**Request**: Pull out every line from the listing that has the word "style".

•••••

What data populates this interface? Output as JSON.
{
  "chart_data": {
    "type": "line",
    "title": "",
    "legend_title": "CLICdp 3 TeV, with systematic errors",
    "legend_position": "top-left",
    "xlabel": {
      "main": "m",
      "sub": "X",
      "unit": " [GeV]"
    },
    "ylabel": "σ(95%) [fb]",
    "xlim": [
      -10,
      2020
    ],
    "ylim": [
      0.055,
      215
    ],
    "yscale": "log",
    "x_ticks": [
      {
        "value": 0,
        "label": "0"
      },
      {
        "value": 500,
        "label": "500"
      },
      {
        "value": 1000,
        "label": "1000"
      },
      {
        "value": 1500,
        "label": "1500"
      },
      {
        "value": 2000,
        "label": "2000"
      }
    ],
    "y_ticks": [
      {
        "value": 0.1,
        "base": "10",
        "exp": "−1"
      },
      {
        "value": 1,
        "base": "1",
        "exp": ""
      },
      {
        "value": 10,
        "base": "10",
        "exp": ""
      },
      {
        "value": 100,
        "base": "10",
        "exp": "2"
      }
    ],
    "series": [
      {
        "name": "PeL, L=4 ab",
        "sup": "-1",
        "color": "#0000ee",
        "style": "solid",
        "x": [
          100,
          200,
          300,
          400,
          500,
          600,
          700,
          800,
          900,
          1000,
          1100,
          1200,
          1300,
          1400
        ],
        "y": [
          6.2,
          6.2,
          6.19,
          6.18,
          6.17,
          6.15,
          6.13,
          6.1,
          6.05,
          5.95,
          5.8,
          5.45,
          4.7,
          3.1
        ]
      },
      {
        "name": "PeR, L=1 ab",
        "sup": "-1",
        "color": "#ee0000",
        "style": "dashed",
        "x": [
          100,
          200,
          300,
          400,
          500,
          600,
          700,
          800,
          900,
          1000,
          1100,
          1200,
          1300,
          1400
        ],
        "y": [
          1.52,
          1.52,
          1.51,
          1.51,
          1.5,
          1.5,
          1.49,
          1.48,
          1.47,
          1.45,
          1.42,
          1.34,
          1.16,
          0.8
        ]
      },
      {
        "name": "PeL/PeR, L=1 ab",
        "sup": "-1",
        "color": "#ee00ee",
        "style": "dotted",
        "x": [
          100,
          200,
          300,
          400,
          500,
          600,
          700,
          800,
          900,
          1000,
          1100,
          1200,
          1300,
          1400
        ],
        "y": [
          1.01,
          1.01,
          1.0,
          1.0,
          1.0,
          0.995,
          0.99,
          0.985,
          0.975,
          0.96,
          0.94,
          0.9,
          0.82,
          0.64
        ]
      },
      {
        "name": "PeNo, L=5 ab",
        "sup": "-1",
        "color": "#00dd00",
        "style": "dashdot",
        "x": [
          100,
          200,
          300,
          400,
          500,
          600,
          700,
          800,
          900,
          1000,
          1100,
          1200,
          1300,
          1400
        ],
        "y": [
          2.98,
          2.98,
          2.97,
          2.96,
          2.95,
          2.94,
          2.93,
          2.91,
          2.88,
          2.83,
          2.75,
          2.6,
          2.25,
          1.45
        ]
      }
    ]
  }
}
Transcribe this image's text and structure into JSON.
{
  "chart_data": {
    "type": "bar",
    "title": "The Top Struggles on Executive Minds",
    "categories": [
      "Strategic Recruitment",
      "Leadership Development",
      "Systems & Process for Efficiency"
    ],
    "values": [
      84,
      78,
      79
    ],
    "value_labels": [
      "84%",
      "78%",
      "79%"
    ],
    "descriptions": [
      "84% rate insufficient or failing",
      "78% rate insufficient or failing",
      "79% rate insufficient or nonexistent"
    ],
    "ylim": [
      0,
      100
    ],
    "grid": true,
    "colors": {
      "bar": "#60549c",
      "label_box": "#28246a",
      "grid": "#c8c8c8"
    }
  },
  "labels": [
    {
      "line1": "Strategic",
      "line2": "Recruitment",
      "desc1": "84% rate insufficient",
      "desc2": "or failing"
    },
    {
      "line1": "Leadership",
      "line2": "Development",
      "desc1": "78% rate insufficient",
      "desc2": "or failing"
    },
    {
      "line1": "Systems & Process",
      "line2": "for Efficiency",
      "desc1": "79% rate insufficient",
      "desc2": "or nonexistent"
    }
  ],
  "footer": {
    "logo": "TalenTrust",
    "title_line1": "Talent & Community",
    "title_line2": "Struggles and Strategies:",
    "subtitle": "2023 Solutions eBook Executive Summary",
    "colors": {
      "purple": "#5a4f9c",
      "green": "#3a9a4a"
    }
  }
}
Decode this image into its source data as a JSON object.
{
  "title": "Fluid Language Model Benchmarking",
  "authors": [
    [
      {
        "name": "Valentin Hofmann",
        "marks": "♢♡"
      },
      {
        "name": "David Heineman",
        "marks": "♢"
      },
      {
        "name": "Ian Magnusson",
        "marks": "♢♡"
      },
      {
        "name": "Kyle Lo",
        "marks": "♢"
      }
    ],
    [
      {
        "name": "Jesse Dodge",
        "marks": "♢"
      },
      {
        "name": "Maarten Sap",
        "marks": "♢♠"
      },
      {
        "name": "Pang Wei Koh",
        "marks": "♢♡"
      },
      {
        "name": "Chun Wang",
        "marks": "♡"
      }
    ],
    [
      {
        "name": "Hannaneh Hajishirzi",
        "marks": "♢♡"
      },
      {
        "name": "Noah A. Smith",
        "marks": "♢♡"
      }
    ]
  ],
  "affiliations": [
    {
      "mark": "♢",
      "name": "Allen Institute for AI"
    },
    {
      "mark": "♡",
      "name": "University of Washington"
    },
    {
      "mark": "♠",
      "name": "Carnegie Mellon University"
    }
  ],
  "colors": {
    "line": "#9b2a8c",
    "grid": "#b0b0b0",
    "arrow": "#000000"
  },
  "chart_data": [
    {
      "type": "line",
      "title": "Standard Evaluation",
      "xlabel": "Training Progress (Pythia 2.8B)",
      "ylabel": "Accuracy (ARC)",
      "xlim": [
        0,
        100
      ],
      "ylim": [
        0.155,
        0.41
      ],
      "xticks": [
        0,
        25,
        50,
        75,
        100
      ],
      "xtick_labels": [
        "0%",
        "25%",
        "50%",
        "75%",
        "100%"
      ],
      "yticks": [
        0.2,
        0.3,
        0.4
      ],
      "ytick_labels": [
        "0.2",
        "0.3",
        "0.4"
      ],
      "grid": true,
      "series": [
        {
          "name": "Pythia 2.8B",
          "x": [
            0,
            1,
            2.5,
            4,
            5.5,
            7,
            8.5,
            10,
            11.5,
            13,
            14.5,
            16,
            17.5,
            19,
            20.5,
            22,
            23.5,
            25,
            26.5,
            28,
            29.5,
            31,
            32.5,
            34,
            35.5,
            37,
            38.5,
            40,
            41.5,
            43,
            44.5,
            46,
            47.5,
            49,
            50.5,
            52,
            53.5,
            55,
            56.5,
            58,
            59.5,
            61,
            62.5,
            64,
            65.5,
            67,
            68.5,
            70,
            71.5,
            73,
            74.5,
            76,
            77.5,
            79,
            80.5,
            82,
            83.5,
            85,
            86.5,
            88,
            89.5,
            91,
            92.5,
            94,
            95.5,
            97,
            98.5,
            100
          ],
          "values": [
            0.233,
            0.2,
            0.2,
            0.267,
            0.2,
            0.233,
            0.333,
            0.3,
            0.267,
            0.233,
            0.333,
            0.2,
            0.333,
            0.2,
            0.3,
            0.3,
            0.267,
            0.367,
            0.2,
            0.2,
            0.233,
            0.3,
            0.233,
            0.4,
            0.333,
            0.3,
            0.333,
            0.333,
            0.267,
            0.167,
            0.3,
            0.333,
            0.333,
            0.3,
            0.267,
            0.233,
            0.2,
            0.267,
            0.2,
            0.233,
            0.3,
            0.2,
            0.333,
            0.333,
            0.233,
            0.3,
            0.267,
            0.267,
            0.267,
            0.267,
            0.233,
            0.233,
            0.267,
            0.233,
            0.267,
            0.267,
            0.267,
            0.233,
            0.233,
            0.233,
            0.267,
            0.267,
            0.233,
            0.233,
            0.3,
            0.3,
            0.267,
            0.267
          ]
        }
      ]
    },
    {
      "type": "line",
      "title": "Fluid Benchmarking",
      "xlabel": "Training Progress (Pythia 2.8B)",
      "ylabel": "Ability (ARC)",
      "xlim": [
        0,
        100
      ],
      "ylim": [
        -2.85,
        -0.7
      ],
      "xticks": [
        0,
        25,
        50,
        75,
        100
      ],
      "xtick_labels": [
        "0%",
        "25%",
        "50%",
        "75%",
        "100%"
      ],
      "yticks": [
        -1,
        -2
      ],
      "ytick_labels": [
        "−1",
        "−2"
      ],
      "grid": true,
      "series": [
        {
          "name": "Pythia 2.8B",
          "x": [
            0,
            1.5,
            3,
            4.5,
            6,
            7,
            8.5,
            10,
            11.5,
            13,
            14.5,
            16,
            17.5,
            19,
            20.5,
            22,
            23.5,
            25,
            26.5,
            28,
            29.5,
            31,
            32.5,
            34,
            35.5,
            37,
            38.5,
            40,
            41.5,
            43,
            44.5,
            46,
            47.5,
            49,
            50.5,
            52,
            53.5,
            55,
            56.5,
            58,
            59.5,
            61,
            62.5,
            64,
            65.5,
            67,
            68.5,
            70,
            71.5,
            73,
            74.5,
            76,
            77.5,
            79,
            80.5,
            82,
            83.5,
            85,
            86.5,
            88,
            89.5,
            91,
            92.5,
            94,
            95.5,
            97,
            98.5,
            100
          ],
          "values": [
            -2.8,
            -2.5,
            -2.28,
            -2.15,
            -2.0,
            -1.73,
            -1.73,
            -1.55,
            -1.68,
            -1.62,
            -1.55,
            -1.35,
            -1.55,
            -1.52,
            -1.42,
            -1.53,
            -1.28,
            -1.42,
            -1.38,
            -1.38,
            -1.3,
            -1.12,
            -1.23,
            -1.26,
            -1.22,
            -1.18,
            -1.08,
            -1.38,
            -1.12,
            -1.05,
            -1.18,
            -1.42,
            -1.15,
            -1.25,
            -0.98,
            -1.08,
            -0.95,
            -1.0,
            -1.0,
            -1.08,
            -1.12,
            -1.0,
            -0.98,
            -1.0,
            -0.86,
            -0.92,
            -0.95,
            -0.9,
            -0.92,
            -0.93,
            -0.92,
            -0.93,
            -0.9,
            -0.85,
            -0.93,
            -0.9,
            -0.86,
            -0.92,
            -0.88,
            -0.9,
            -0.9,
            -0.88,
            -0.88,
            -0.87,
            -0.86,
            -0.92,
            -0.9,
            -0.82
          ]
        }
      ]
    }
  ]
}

•••••

**Reply to the task**:
        "style": "solid",
        "style": "dashed",
        "style": "dotted",
        "style": "dashdot",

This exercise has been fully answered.